• To be done:
Your task is to quote the material that follows, in full and exactly.

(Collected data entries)
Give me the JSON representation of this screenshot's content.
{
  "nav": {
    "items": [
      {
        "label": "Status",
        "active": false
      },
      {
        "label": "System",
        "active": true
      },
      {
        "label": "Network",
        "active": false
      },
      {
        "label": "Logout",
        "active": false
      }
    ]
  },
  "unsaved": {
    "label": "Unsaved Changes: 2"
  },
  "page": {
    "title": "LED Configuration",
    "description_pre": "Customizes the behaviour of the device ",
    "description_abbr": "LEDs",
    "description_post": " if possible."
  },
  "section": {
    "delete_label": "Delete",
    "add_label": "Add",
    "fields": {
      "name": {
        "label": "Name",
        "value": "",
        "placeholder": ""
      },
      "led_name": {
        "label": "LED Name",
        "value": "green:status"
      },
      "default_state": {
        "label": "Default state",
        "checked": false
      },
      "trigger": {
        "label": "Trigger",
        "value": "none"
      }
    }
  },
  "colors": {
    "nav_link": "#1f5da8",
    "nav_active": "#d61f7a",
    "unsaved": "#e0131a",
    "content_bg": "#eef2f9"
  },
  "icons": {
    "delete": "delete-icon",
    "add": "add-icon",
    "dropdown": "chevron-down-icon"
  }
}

• Solution:
Give me the JSON representation of this screenshot's content.
{
  "nav": {
    "items": [
      {
        "label": "Status",
        "active": false
      },
      {
        "label": "System",
        "active": true
      },
      {
        "label": "Network",
        "active": false
      },
      {
        "label": "Logout",
        "active": false
      }
    ]
  },
  "unsaved": {
    "label": "Unsaved Changes: 2"
  },
  "page": {
    "title": "LED Configuration",
    "description_pre": "Customizes the behaviour of the device ",
    "description_abbr": "LEDs",
    "description_post": " if possible."
  },
  "section": {
    "delete_label": "Delete",
    "add_label": "Add",
    "fields": {
      "name": {
        "label": "Name",
        "value": "",
        "placeholder": ""
      },
      "led_name": {
        "label": "LED Name",
        "value": "green:status"
      },
      "default_state": {
        "label": "Default state",
        "checked": false
      },
      "trigger": {
        "label": "Trigger",
        "value": "none"
      }
    }
  },
  "colors": {
    "nav_link": "#1f5da8",
    "nav_active": "#d61f7a",
    "unsaved": "#e0131a",
    "content_bg": "#eef2f9"
  },
  "icons": {
    "delete": "delete-icon",
    "add": "add-icon",
    "dropdown": "chevron-down-icon"
  }
}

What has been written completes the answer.